Passage for review »
=== Section Start ===

In contrast, in this embodiment in which the attack angle α of the squeegee 702 is adjusted, when the amount of the solder accumulation SP on the front surface of the mask 51 is large, the attack angle α of the squeegee 702 is increased. Therefore, even though the amount of the solder accumulation SP is large, the force for filling the solder into the opening portion 51a can be alleviated, and as a result, an appropriate amount of solder can be printed onto the substrate S (“when the amount of solder is large” in the field “adjustment is made” in FIG. 13). On the other hand, when the amount of the solder accumulation SP on the front surface of the mask 51 is small, the attack angle α of the squeegee 702 is reduced. Therefore, even though the amount of the solder accumulation SP is small, the force for filling the solder into the opening portion 51a can be ensured, and as a result, an appropriate amount of solder can be printed onto the substrate S (“when the amount of solder is small” in the field “adjustment is made” in FIG. 13). In this manner, the amount of solder printed onto the substrate S can be stabilized regardless of the amount of the solder accumulation SP on the front surface of the mask 51.

It should be noted that the present invention is not limited to the above embodiments, and various changes may be applied to make the embodiments into those other than the ones explained above without deviating from the gist of the above embodiments. For example, in the above embodiments, every time the forward printing and the backward printing are switched, the solder amount measurement is performed, and on the basis of the result obtained from the “solder amount measurement”, the printing pressure or the attack angle is adjusted as necessary. However, the timing with which the solder amount measurement is performed or the printing pressure or the attack angle is adjusted is not limited thereto. More specifically, every time the number of printed substrates (in other words, the number of times the squeegee 702 slides) attains a predetermined number (multiple times), the solder amount measurement may be configured to be performed or the printing pressure or the attack angle may be adjusted.

=== Section End ===

Given records »
=== Section Start ===

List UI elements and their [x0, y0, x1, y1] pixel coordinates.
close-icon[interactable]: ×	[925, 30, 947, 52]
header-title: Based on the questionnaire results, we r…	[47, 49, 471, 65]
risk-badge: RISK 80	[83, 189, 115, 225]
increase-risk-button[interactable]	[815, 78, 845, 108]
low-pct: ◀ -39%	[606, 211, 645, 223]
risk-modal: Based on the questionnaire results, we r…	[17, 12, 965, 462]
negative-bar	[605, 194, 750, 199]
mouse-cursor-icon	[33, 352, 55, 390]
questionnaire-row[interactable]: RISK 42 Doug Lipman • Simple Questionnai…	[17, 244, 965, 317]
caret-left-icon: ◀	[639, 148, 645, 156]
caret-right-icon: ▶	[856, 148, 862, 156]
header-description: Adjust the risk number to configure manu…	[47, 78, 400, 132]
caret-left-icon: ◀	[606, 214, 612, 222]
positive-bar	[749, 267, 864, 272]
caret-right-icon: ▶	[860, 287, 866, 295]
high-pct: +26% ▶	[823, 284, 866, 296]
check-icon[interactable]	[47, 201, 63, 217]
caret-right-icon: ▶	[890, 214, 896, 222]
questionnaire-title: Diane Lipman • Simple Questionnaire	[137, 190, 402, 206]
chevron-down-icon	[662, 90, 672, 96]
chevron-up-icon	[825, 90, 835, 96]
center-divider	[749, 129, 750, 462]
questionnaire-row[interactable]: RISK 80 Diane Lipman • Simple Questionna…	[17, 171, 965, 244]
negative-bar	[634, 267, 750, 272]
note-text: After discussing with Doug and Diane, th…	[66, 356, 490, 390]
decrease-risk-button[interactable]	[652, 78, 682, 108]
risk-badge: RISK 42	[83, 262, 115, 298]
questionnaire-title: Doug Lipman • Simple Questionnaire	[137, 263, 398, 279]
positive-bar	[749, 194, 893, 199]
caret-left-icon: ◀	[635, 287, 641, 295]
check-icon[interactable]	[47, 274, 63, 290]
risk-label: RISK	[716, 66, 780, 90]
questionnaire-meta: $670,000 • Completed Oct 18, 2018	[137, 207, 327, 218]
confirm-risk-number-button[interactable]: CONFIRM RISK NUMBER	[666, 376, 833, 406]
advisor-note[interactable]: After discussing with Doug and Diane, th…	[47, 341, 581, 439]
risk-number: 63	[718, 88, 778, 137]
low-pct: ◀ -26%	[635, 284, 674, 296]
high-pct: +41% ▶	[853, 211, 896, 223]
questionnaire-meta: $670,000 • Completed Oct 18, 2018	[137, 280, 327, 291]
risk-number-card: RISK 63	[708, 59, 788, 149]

=== Section End ===

What is needed » Please translate this sentence from the solder printing text into Spanish: "In this manner, the amount of solder printed onto the substrate S can be stabilized regardless of the amount of the solder accumulation SP on the front surface of the mask 51." You can set the records aside; nothing here depends on them.

Response to this exercise » De esta manera, la cantidad de soldadura impresa sobre el sustrato S puede estabilizarse independientemente de la cantidad de acumulación de soldadura SP en la superficie frontal de la máscara 51.